Which lines hold the string "GREG"? Copy every one of them.

----------

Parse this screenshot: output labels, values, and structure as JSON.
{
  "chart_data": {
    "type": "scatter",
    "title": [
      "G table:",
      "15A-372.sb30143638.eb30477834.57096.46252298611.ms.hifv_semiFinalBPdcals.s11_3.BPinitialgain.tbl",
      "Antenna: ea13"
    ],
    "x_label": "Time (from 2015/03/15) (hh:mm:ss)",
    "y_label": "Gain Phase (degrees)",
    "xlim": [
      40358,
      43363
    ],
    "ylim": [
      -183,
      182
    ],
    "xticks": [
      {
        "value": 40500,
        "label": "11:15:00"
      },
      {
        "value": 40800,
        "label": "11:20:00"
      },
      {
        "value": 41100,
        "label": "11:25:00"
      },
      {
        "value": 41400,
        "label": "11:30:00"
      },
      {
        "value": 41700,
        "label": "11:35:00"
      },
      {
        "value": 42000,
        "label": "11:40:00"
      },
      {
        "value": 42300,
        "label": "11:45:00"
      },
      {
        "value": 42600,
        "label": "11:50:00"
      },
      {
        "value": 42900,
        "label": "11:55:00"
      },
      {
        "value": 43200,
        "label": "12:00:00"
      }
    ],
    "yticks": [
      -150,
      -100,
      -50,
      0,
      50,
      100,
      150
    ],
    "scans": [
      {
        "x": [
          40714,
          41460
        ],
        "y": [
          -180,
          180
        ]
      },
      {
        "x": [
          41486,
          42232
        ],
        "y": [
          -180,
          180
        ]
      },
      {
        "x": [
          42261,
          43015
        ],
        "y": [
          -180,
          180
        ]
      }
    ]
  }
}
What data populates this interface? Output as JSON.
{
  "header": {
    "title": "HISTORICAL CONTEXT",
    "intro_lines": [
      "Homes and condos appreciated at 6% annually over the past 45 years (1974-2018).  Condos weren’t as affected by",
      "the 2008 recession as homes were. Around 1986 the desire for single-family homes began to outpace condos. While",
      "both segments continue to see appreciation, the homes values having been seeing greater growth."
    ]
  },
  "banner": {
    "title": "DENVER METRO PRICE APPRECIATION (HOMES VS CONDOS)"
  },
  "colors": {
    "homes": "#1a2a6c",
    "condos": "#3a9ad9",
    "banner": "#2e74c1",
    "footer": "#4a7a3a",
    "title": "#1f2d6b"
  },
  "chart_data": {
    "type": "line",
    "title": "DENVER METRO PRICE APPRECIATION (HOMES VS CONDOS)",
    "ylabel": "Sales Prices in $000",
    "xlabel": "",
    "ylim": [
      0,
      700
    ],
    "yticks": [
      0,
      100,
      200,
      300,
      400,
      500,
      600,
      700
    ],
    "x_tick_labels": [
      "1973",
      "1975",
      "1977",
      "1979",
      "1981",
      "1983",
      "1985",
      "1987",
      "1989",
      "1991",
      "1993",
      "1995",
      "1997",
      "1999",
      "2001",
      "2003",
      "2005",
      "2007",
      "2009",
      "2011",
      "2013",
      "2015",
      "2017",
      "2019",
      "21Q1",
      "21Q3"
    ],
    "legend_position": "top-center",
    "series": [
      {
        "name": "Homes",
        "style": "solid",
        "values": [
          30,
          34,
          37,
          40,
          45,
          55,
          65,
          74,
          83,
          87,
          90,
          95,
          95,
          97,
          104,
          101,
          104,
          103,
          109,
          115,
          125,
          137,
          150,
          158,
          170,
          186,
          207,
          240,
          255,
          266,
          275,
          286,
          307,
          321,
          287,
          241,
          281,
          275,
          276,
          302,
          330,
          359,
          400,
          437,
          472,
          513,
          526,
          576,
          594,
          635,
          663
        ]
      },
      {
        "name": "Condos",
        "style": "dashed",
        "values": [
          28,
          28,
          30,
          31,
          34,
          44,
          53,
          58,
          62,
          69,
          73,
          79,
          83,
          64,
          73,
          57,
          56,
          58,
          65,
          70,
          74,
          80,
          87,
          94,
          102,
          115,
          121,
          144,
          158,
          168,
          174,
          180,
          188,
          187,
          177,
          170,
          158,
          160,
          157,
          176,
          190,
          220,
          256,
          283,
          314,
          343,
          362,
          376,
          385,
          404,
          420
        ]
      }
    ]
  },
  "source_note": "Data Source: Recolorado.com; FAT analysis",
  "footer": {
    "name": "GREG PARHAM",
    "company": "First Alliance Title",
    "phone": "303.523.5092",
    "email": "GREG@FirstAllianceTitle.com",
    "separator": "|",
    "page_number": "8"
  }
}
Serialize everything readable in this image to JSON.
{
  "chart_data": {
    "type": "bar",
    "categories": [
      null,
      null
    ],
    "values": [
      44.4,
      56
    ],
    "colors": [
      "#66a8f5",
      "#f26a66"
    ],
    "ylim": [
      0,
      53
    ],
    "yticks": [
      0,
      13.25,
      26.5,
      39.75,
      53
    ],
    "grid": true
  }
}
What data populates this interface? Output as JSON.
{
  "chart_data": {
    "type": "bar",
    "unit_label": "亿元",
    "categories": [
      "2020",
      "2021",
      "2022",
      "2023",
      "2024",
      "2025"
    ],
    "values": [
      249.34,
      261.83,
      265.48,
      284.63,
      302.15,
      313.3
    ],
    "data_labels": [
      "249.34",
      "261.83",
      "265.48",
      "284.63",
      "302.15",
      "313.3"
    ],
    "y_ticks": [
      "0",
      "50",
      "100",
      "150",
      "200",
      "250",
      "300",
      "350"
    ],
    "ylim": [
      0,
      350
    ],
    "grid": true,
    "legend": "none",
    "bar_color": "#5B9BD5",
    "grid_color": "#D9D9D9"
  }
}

----------

Task solution>
    "name": "GREG PARHAM",
    "email": "GREG@FirstAllianceTitle.com",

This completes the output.